-------- Passage

Takeaways from 2022 as we chart a course to the future

Brexiter

Active member
Another year, another good election cycle in the bag for Democrats, and more lessons to be learned from this often ugly era of American politics.

What follows are several takeaways I've been noodling on since the dust settled from the midterms. It's neither a particularly precise list nor an exhaustive examination of the listed. Rather it's intended to be a jumping off point for reflection, conversation, and perhaps other revelations down the road.

Please, as always, feel free to offer your thoughts below. It's still a work in progress, and I will be interested to hear what other think.

1. Time to forget the old paradigms

For the past decade at least, many grassroots Democrats have operated under the belief that there are more of us than them, and if we just turn out the base, everything will fall in line. What's become inordinately clear in the past two cycles is that ticket splitters matter, and they are indeed difference makers in the hardest-fought battleground elections, such as the reelection of Sen. Raphael Warnock in Georgia.

That means that for the foreseeable future, Democrats need to mobilize base voters while also persuading independents, swing voters, and pro-democracy Republicans that we are the only sane choice in many races and they should feel good about voting for Democrats.

2. Democrats are undoubtedly on the winning side of social issues now

Grassroots activists have rightfully groused for years that Washington Democrats should drop the Clinton-era triangulation and press their advantage on reproductive freedom, LGBTQ rights, and gun reforms.

This cycle proved that point of view undeniably true. The issue of abortion singlehandedly upended the midterm landscape and gave Democrats an opening. Without it, Republicans may very well have succeeded in making 2022 a referendum on President Joe Biden's handling of the economy.

Instead, abortion served as a constant reminder of how extreme the GOP is and their overarching vision for the country under their control. But that didn't happen on its own. Democrats in battleground states such as Michigan and Pennsylvania drove that message home in ads, stump speeches, debates, and more.

Moving forward, Democrats need to remember that social issues alone may not win them elections, but they certainly offer an opening with suburban voters—particularly female suburban voters—and younger voters.

3. Democrats must knock down the fallacy that Republicans are better on the economy

For the last several decades, Republican presidents have run the country into the ground while ballooning the deficit and Democratic presidents have been tasked with triaging the wreckage and righting the ship.

Yet somehow, American majorities routinely say they trust Republicans over Democrats to handle the economy. We must find a way to cut into the GOP's lead on that issue, and the facts are on our side.

No, we're not going to win over Trump's cultists, but we must give suburban voters a reason to stick with Democrats regardless of whether Republicans ever manage to run sane candidates again.

----------------

Stated exercise 1 ▸ In the midterm takeaways post, whose reelection in Georgia is given as an example of a hard-fought battleground election?

-------- The input

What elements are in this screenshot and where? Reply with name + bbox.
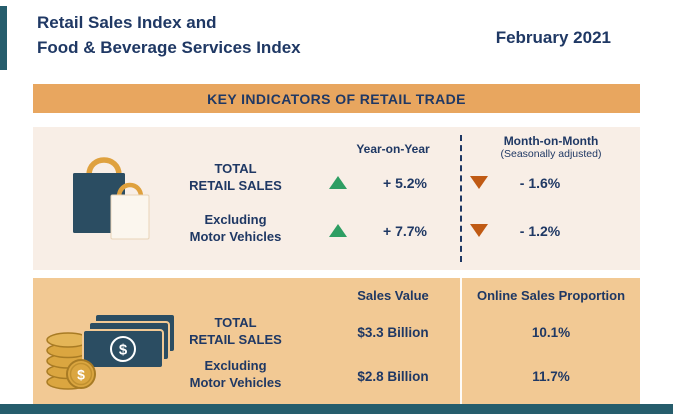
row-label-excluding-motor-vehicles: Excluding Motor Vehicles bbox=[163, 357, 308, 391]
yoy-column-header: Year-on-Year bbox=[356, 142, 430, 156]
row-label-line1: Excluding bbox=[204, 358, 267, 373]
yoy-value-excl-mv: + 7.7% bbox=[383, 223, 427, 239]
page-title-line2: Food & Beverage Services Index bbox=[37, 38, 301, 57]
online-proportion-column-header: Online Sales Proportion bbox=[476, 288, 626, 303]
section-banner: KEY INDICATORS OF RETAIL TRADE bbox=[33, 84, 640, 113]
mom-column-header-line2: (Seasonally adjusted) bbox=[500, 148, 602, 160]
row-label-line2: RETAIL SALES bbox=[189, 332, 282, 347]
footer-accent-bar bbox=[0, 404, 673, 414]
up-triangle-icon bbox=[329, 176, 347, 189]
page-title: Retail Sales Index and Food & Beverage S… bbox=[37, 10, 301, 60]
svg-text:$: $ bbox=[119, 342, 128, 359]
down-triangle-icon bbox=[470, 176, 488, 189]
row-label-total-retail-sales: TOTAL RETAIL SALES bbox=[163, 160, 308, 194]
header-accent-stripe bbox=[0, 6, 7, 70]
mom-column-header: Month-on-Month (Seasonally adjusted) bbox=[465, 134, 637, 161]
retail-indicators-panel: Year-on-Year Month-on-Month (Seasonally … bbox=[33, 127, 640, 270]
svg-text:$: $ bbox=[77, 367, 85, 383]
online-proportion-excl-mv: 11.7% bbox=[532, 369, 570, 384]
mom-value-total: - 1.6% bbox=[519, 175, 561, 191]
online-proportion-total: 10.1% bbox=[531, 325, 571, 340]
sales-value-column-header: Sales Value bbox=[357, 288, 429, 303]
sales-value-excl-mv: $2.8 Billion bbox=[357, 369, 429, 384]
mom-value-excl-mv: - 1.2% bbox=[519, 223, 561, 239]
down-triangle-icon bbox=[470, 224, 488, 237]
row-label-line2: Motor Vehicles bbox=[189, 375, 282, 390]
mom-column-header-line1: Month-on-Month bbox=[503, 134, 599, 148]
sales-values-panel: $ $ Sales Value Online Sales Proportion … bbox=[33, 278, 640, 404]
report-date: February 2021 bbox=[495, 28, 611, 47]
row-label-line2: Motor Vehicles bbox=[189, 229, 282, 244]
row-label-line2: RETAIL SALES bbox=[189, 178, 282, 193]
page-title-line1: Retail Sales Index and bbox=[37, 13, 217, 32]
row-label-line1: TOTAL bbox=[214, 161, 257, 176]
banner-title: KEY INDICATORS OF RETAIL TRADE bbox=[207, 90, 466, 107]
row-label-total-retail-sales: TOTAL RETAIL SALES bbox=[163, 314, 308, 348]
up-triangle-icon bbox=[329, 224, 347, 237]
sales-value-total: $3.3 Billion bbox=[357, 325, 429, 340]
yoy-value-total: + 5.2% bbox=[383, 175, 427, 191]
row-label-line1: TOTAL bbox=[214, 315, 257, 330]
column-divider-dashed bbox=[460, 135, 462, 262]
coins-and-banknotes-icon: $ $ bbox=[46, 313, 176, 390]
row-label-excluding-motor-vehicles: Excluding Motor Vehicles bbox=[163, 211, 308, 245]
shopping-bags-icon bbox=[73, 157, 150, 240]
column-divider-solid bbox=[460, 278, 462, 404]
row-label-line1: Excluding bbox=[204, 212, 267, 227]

----------------

Stated exercise 2 ▸ Give the lines of the records from the line with "357, 308, 391]" to the line with "banner-title: KEY INDICATORS" as a JSON list of strings, one string per line, with blank lines left out.

Answer 1 ▸ Sen. Raphael Warnock

Answer 2 ▸
[
  "row-label-excluding-motor-vehicles: Excluding Motor Vehicles bbox=[163, 357, 308, 391]",
  "yoy-column-header: Year-on-Year bbox=[356, 142, 430, 156]",
  "row-label-line1: Excluding bbox=[204, 358, 267, 373]",
  "yoy-value-excl-mv: + 7.7% bbox=[383, 223, 427, 239]",
  "page-title-line2: Food & Beverage Services Index bbox=[37, 38, 301, 57]",
  "online-proportion-column-header: Online Sales Proportion bbox=[476, 288, 626, 303]",
  "section-banner: KEY INDICATORS OF RETAIL TRADE bbox=[33, 84, 640, 113]",
  "mom-column-header-line2: (Seasonally adjusted) bbox=[500, 148, 602, 160]",
  "row-label-line2: RETAIL SALES bbox=[189, 332, 282, 347]",
  "footer-accent-bar bbox=[0, 404, 673, 414]",
  "up-triangle-icon bbox=[329, 176, 347, 189]",
  "page-title: Retail Sales Index and Food & Beverage S… bbox=[37, 10, 301, 60]",
  "svg-text:$: $ bbox=[119, 342, 128, 359]",
  "down-triangle-icon bbox=[470, 176, 488, 189]",
  "row-label-total-retail-sales: TOTAL RETAIL SALES bbox=[163, 160, 308, 194]",
  "header-accent-stripe bbox=[0, 6, 7, 70]",
  "mom-column-header: Month-on-Month (Seasonally adjusted) bbox=[465, 134, 637, 161]",
  "retail-indicators-panel: Year-on-Year Month-on-Month (Seasonally … bbox=[33, 127, 640, 270]",
  "svg-text:$: $ bbox=[77, 367, 85, 383]",
  "online-proportion-excl-mv: 11.7% bbox=[532, 369, 570, 384]",
  "mom-value-total: - 1.6% bbox=[519, 175, 561, 191]",
  "online-proportion-total: 10.1% bbox=[531, 325, 571, 340]",
  "sales-value-column-header: Sales Value bbox=[357, 288, 429, 303]",
  "sales-value-excl-mv: $2.8 Billion bbox=[357, 369, 429, 384]",
  "mom-value-excl-mv: - 1.2% bbox=[519, 223, 561, 239]",
  "down-triangle-icon bbox=[470, 224, 488, 237]",
  "row-label-line2: Motor Vehicles bbox=[189, 375, 282, 390]",
  "mom-column-header-line1: Month-on-Month bbox=[503, 134, 599, 148]",
  "sales-values-panel: $ $ Sales Value Online Sales Proportion … bbox=[33, 278, 640, 404]",
  "report-date: February 2021 bbox=[495, 28, 611, 47]",
  "row-label-line2: Motor Vehicles bbox=[189, 229, 282, 244]",
  "row-label-line2: RETAIL SALES bbox=[189, 178, 282, 193]",
  "page-title-line1: Retail Sales Index and bbox=[37, 13, 217, 32]",
  "row-label-line1: TOTAL bbox=[214, 161, 257, 176]",
  "banner-title: KEY INDICATORS OF RETAIL TRADE bbox=[207, 90, 466, 107]"
]